#### What to produce
Without altering anything, output the material below.

* START Extracted entries *

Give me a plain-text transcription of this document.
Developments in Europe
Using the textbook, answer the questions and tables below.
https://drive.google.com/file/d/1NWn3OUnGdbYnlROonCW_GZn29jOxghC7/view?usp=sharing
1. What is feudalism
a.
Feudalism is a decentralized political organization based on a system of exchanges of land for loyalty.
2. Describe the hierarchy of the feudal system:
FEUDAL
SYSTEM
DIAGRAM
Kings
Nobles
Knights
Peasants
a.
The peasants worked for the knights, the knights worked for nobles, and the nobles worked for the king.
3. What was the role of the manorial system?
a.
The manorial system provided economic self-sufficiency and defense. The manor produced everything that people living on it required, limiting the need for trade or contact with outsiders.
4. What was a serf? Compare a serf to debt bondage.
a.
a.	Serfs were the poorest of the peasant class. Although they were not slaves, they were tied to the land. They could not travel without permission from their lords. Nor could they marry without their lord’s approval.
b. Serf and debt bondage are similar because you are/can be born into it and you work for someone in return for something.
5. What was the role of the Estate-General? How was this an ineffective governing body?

* END Extracted entries *

#### Written answer
Give me a plain-text transcription of this document.
Developments in Europe
Using the textbook, answer the questions and tables below.
https://drive.google.com/file/d/1NWn3OUnGdbYnlROonCW_GZn29jOxghC7/view?usp=sharing
1. What is feudalism
a.
Feudalism is a decentralized political organization based on a system of exchanges of land for loyalty.
2. Describe the hierarchy of the feudal system:
FEUDAL
SYSTEM
DIAGRAM
Kings
Nobles
Knights
Peasants
a.
The peasants worked for the knights, the knights worked for nobles, and the nobles worked for the king.
3. What was the role of the manorial system?
a.
The manorial system provided economic self-sufficiency and defense. The manor produced everything that people living on it required, limiting the need for trade or contact with outsiders.
4. What was a serf? Compare a serf to debt bondage.
a.
a.	Serfs were the poorest of the peasant class. Although they were not slaves, they were tied to the land. They could not travel without permission from their lords. Nor could they marry without their lord’s approval.
b. Serf and debt bondage are similar because you are/can be born into it and you work for someone in return for something.
5. What was the role of the Estate-General? How was this an ineffective governing body?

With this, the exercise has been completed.